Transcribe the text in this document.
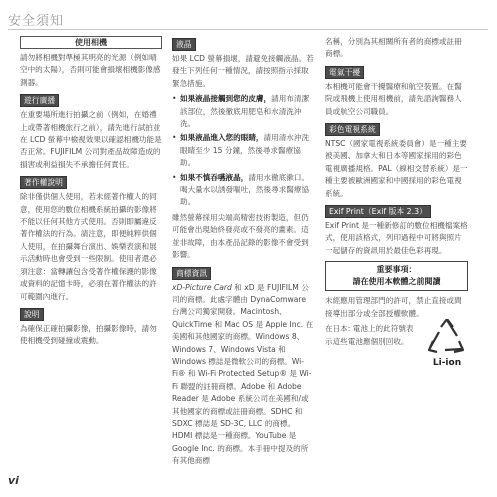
安全須知
使用相機

請勿將相機對準極其明亮的光源（例如晴空中的太陽），否則可能會損壞相機影像感測器。

遊行廣播

在重要場所進行拍攝之前（例如，在婚禮上或帶著相機旅行之前），請先進行試拍並在 LCD 螢幕中檢視效果以確認相機功能是否正常。FUJIFILM 公司對產品故障造成的損害或利益損失不承擔任何責任。

著作權說明

除非僅供個人使用，若未經著作權人的同意，使用您的數位相機系統拍攝的影像將不能以任何其他方式使用。否則即屬違反著作權法的行為。請注意，即便純粹供個人使用，在拍攝舞台演出、娛樂表演和展示活動時也會受到一些限制。使用者還必須注意：當轉讓包含受著作權保護的影像或資料的記憶卡時，必須在著作權法的許可範圍內進行。

說明

為確保正確拍攝影像，拍攝影像時，請勿使相機受到碰撞或震動。

液晶

如果 LCD 螢幕損壞，請避免接觸液晶。若發生下列任何一種情況，請按照指示採取緊急措施。

• 如果液晶接觸到您的皮膚，請用布清潔該部位，然後徹底用肥皂和水清洗沖洗。
• 如果液晶進入您的眼睛，請用清水沖洗眼睛至少 15 分鐘，然後尋求醫療協助。
• 如果不慎吞嚥液晶，請用水徹底漱口。喝大量水以誘發嘔吐，然後尋求醫療協助。

雖然螢幕採用尖端高精密技術製造，但仍可能會出現始終發亮或不發亮的畫素。這並非故障，由本產品記錄的影像不會受到影響。

商標資訊

xD-Picture Card 和 xD 是 FUJIFILM 公司的商標。此處字體由 DynaComware 台灣公司獨家開發。Macintosh、QuickTime 和 Mac OS 是 Apple Inc. 在美國和其他國家的商標。Windows 8、Windows 7、Windows Vista 和 Windows 標誌是微軟公司的商標。Wi-Fi® 和 Wi-Fi Protected Setup® 是 Wi-Fi 聯盟的註冊商標。Adobe 和 Adobe Reader 是 Adobe 系統公司在美國和/或其他國家的商標或註冊商標。SDHC 和 SDXC 標誌是 SD-3C, LLC 的商標。HDMI 標誌是一種商標。YouTube 是 Google Inc. 的商標。本手冊中提及的所有其他商標

名稱，分別為其相關所有者的商標或註冊商標。

電氣干擾

本相機可能會干擾醫療和航空裝置。在醫院或飛機上使用相機前，請先諮詢醫務人員或航空公司職員。

彩色電視系統

NTSC（國家電視系統委員會）是一種主要被美國、加拿大和日本等國家採用的彩色電視廣播規格。PAL（線相交替系統）是一種主要被歐洲國家和中國採用的彩色電視系統。

Exif Print（Exif 版本 2.3）

Exif Print 是一種新修訂的數位相機檔案格式，使用該格式，列印過程中可將與照片一起儲存的資訊用於最佳色彩再現。

重要事項：
請在使用本軟體之前閱讀

未經應用管理部門的許可，禁止直接或間接導出部分或全部授權軟體。

在日本: 電池上的此符號表示這些電池應個別回收。
Li-ion
vi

▸ **TASK OBJECTIVE**: Copy the listing exactly. Any image in it stays out of the copy.

▸ **RESULT FOR THIS EXERCISE**:
Transcribe the text in this document.
安全須知
使用相機

請勿將相機對準極其明亮的光源（例如晴空中的太陽），否則可能會損壞相機影像感測器。

遊行廣播

在重要場所進行拍攝之前（例如，在婚禮上或帶著相機旅行之前），請先進行試拍並在 LCD 螢幕中檢視效果以確認相機功能是否正常。FUJIFILM 公司對產品故障造成的損害或利益損失不承擔任何責任。

著作權說明

除非僅供個人使用，若未經著作權人的同意，使用您的數位相機系統拍攝的影像將不能以任何其他方式使用。否則即屬違反著作權法的行為。請注意，即便純粹供個人使用，在拍攝舞台演出、娛樂表演和展示活動時也會受到一些限制。使用者還必須注意：當轉讓包含受著作權保護的影像或資料的記憶卡時，必須在著作權法的許可範圍內進行。

說明

為確保正確拍攝影像，拍攝影像時，請勿使相機受到碰撞或震動。

液晶

如果 LCD 螢幕損壞，請避免接觸液晶。若發生下列任何一種情況，請按照指示採取緊急措施。

• 如果液晶接觸到您的皮膚，請用布清潔該部位，然後徹底用肥皂和水清洗沖洗。
• 如果液晶進入您的眼睛，請用清水沖洗眼睛至少 15 分鐘，然後尋求醫療協助。
• 如果不慎吞嚥液晶，請用水徹底漱口。喝大量水以誘發嘔吐，然後尋求醫療協助。

雖然螢幕採用尖端高精密技術製造，但仍可能會出現始終發亮或不發亮的畫素。這並非故障，由本產品記錄的影像不會受到影響。

商標資訊

xD-Picture Card 和 xD 是 FUJIFILM 公司的商標。此處字體由 DynaComware 台灣公司獨家開發。Macintosh、QuickTime 和 Mac OS 是 Apple Inc. 在美國和其他國家的商標。Windows 8、Windows 7、Windows Vista 和 Windows 標誌是微軟公司的商標。Wi-Fi® 和 Wi-Fi Protected Setup® 是 Wi-Fi 聯盟的註冊商標。Adobe 和 Adobe Reader 是 Adobe 系統公司在美國和/或其他國家的商標或註冊商標。SDHC 和 SDXC 標誌是 SD-3C, LLC 的商標。HDMI 標誌是一種商標。YouTube 是 Google Inc. 的商標。本手冊中提及的所有其他商標

名稱，分別為其相關所有者的商標或註冊商標。

電氣干擾

本相機可能會干擾醫療和航空裝置。在醫院或飛機上使用相機前，請先諮詢醫務人員或航空公司職員。

彩色電視系統

NTSC（國家電視系統委員會）是一種主要被美國、加拿大和日本等國家採用的彩色電視廣播規格。PAL（線相交替系統）是一種主要被歐洲國家和中國採用的彩色電視系統。

Exif Print（Exif 版本 2.3）

Exif Print 是一種新修訂的數位相機檔案格式，使用該格式，列印過程中可將與照片一起儲存的資訊用於最佳色彩再現。

重要事項：
請在使用本軟體之前閱讀

未經應用管理部門的許可，禁止直接或間接導出部分或全部授權軟體。

在日本: 電池上的此符號表示這些電池應個別回收。
Li-ion
vi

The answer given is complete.